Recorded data
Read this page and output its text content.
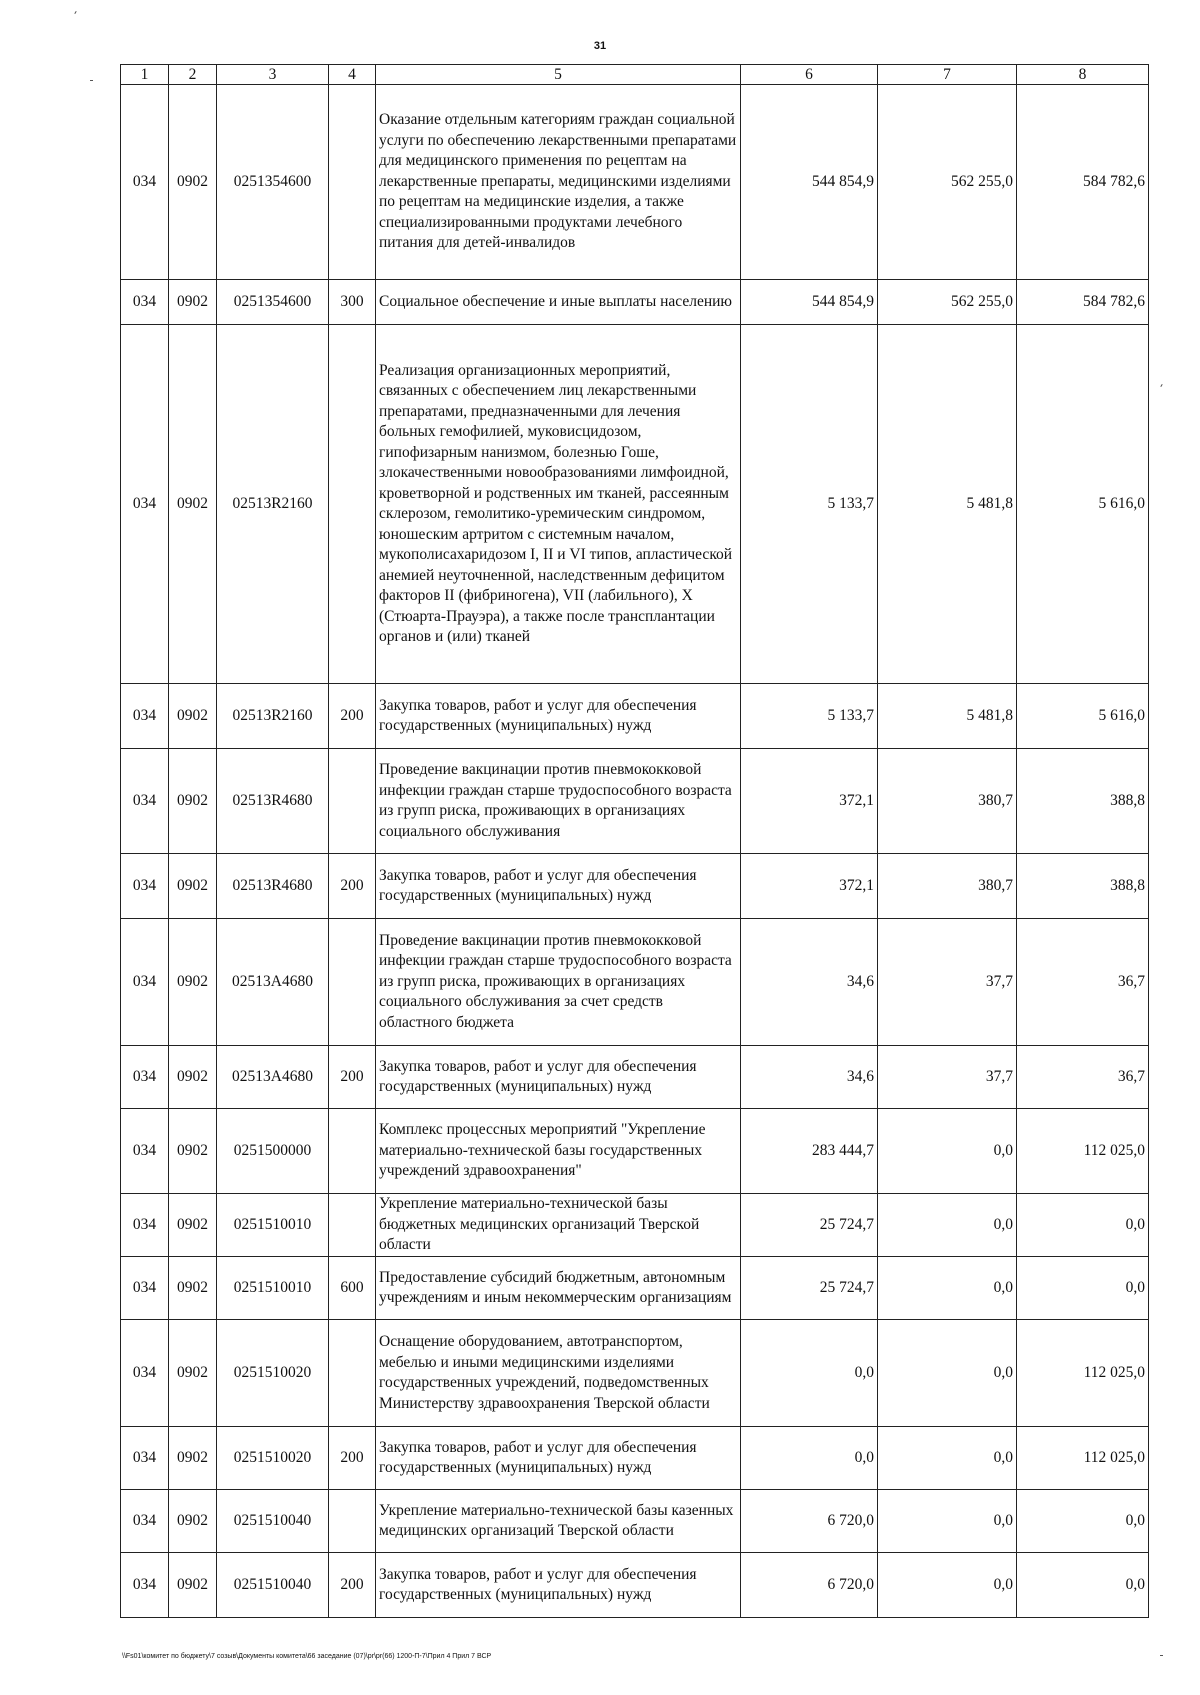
31
1	2	3	4	5	6	7	8
034	0902	0251354600		Оказание отдельным категориям граждан социальной услуги по обеспечению лекарственными препаратами для медицинского применения по рецептам на лекарственные препараты, медицинскими изделиями по рецептам на медицинские изделия, а также специализированными продуктами лечебного питания для детей-инвалидов	544 854,9	562 255,0	584 782,6
034	0902	0251354600	300	Социальное обеспечение и иные выплаты населению	544 854,9	562 255,0	584 782,6
034	0902	02513R2160		Реализация организационных мероприятий, связанных с обеспечением лиц лекарственными препаратами, предназначенными для лечения больных гемофилией, муковисцидозом, гипофизарным нанизмом, болезнью Гоше, злокачественными новообразованиями лимфоидной, кроветворной и родственных им тканей, рассеянным склерозом, гемолитико-уремическим синдромом, юношеским артритом с системным началом, мукополисахаридозом I, II и VI типов, апластической анемией неуточненной, наследственным дефицитом факторов II (фибриногена), VII (лабильного), X (Стюарта-Прауэра), а также после трансплантации органов и (или) тканей	5 133,7	5 481,8	5 616,0
034	0902	02513R2160	200	Закупка товаров, работ и услуг для обеспечения государственных (муниципальных) нужд	5 133,7	5 481,8	5 616,0
034	0902	02513R4680		Проведение вакцинации против пневмококковой инфекции граждан старше трудоспособного возраста из групп риска, проживающих в организациях социального обслуживания	372,1	380,7	388,8
034	0902	02513R4680	200	Закупка товаров, работ и услуг для обеспечения государственных (муниципальных) нужд	372,1	380,7	388,8
034	0902	02513A4680		Проведение вакцинации против пневмококковой инфекции граждан старше трудоспособного возраста из групп риска, проживающих в организациях социального обслуживания за счет средств областного бюджета	34,6	37,7	36,7
034	0902	02513A4680	200	Закупка товаров, работ и услуг для обеспечения государственных (муниципальных) нужд	34,6	37,7	36,7
034	0902	0251500000		Комплекс процессных мероприятий "Укрепление материально-технической базы государственных учреждений здравоохранения"	283 444,7	0,0	112 025,0
034	0902	0251510010		Укрепление материально-технической базы бюджетных медицинских организаций Тверской области	25 724,7	0,0	0,0
034	0902	0251510010	600	Предоставление субсидий бюджетным, автономным учреждениям и иным некоммерческим организациям	25 724,7	0,0	0,0
034	0902	0251510020		Оснащение оборудованием, автотранспортом, мебелью и иными медицинскими изделиями государственных учреждений, подведомственных Министерству здравоохранения Тверской области	0,0	0,0	112 025,0
034	0902	0251510020	200	Закупка товаров, работ и услуг для обеспечения государственных (муниципальных) нужд	0,0	0,0	112 025,0
034	0902	0251510040		Укрепление материально-технической базы казенных медицинских организаций Тверской области	6 720,0	0,0	0,0
034	0902	0251510040	200	Закупка товаров, работ и услуг для обеспечения государственных (муниципальных) нужд	6 720,0	0,0	0,0
\\Fs01\комитет по бюджету\7 созыв\Документы комитета\66 заседание (07)\pr\pr(66) 1200-П-7\Прил 4 Прил 7 ВСР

■ Exercise goal ■
Copy each line of the records containing the string "медицинских".

■ The response ■
034	0902	0251510010		Укрепление материально-технической базы бюджетных медицинских организаций Тверской области	25 724,7	0,0	0,0
034	0902	0251510040		Укрепление материально-технической базы казенных медицинских организаций Тверской области	6 720,0	0,0	0,0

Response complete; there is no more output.